**Objective**
Take the records underneath and set them down exactly.
════
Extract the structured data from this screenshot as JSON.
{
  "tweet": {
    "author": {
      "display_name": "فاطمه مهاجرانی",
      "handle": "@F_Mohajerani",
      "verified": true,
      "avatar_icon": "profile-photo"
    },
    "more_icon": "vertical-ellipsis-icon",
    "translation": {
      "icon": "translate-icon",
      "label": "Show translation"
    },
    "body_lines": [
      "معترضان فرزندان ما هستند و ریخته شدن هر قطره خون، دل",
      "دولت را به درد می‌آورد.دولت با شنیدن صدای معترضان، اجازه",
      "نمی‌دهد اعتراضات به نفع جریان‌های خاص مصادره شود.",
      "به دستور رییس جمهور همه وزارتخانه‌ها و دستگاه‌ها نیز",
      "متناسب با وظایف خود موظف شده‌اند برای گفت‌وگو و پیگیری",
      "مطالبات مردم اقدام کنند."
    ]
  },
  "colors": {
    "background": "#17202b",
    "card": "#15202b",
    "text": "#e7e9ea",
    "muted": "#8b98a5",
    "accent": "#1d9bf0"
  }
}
════
**Result**
Extract the structured data from this screenshot as JSON.
{
  "tweet": {
    "author": {
      "display_name": "فاطمه مهاجرانی",
      "handle": "@F_Mohajerani",
      "verified": true,
      "avatar_icon": "profile-photo"
    },
    "more_icon": "vertical-ellipsis-icon",
    "translation": {
      "icon": "translate-icon",
      "label": "Show translation"
    },
    "body_lines": [
      "معترضان فرزندان ما هستند و ریخته شدن هر قطره خون، دل",
      "دولت را به درد می‌آورد.دولت با شنیدن صدای معترضان، اجازه",
      "نمی‌دهد اعتراضات به نفع جریان‌های خاص مصادره شود.",
      "به دستور رییس جمهور همه وزارتخانه‌ها و دستگاه‌ها نیز",
      "متناسب با وظایف خود موظف شده‌اند برای گفت‌وگو و پیگیری",
      "مطالبات مردم اقدام کنند."
    ]
  },
  "colors": {
    "background": "#17202b",
    "card": "#15202b",
    "text": "#e7e9ea",
    "muted": "#8b98a5",
    "accent": "#1d9bf0"
  }
}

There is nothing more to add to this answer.